** SELECTED PASSAGE **
——

R is a powerful programming language and software environment for statistical computing. By combining scripts created in R with Yellowfin, you can get advanced statistical analysis of your data.
With the R Script transformation step, it is possible to use analytical models and applications created using this language in Yellowfin. You can use an R script via this step to get the results it’s designed to generate on your Yellowfin data.
Before using this step, ensure that you have the following set up:
Access to an R instance with the Rserve package running.
At least one valid R script.
The R plug-in installed in your instance of Yellowfin. You can download the R plug-in from the Marketplace.
It is assumed that the user using the data transformation module to use the R script, knows the script well, and understands its input and output requirements.
Further documentation on Rserve: https://cran.r-project.org/web/packages/Rserve/Rserve.pdf
Here is a quick overview of the process. This guide will cover most of these steps in detail.
You either need access to an instance of R or set one up yourself. Write your R script and make sure it is valid. This instance will be used to execute this script.
Install the R plug-in in your instance of Yellowfin. (You can download this from the Marketplace.) Learn about installing plug-ins here.
Use Yellowfin’s data transformation module to create a transformation flow. This involves importing data into the module, and if required applying other transformations to it.
Use the R transformation step in your flow and configure it. (This guide will cover this in detail.)
Execute the step to view the output generated by the script using your data.
The result generated by the R transformation step will depend on the following options:
Append: Append is used if additional columns are to be added to existing data. This option is used if your R script is designed to return the original data, along with the appended columns.

——

** INFORMATION SUPPLIED **
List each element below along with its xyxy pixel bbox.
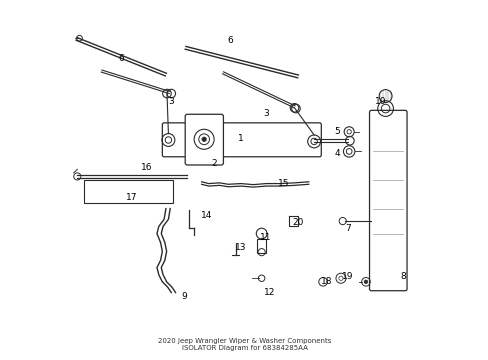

——

** REQUIRED ACTIONS **
a) Transcribe the part of the R Script step guide starting at "Use the R transformation" and ending at "the appended columns.".
b) According to the R Script step guide, why do you need access to an instance of R?
The lines that come after the R Script step guide are separate material.

** PER-TASK OUTPUTS **
a)
Use the R transformation step in your flow and configure it. (This guide will cover this in detail.)
Execute the step to view the output generated by the script using your data.
The result generated by the R transformation step will depend on the following options:
Append: Append is used if additional columns are to be added to existing data. This option is used if your R script is designed to return the original data, along with the appended columns.

b) You need an instance of R because it is used to execute your R script.